### Exercise prompt
Read the records and gather each line that includes "text".

### Data extract
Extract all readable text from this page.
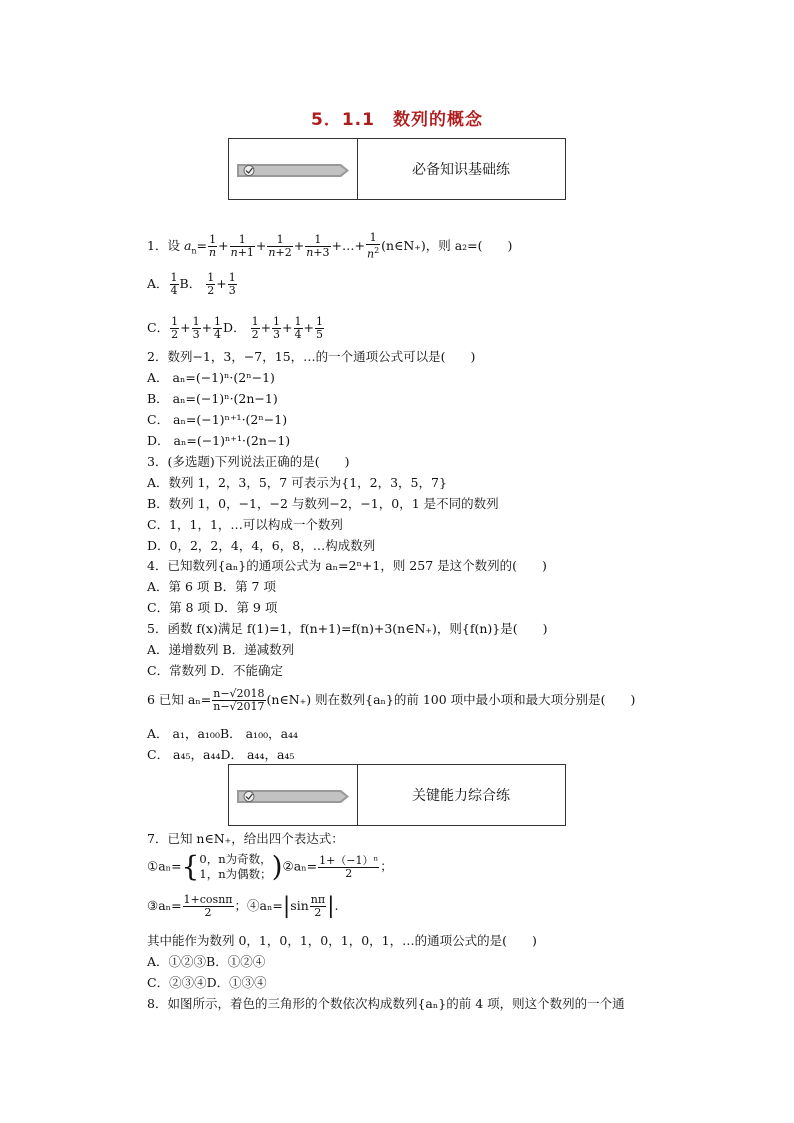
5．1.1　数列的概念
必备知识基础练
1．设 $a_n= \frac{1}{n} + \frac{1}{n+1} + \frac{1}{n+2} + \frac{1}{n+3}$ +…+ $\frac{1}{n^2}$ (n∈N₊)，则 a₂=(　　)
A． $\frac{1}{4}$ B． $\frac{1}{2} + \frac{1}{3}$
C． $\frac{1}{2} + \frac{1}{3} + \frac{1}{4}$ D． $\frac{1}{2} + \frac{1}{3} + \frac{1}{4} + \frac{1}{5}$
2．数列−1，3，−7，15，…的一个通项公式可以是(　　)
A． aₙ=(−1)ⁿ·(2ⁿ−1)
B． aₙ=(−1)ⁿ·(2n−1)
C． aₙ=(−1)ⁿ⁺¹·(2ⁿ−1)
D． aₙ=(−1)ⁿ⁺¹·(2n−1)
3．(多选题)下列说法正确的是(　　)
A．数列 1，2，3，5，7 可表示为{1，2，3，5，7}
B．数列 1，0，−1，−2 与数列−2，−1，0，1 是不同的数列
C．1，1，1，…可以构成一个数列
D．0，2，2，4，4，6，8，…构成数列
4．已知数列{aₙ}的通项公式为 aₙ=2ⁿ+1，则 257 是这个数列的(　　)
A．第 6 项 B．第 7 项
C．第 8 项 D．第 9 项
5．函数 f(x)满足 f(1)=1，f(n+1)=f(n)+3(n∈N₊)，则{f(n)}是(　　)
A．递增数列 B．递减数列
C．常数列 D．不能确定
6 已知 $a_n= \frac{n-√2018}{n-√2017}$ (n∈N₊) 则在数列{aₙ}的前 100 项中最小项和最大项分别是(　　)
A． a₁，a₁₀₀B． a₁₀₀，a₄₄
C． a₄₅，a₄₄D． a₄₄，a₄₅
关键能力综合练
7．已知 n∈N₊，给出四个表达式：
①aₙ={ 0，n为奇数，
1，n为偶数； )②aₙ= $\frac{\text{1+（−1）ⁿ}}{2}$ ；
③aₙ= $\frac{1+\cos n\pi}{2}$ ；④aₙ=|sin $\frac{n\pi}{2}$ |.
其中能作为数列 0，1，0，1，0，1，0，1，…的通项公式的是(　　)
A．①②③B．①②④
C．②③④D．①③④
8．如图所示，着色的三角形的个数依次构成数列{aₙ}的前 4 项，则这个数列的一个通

### Worked answer
Extract all readable text from this page.
1，n为偶数； )②aₙ= $\frac{\text{1+（−1）ⁿ}}{2}$ ；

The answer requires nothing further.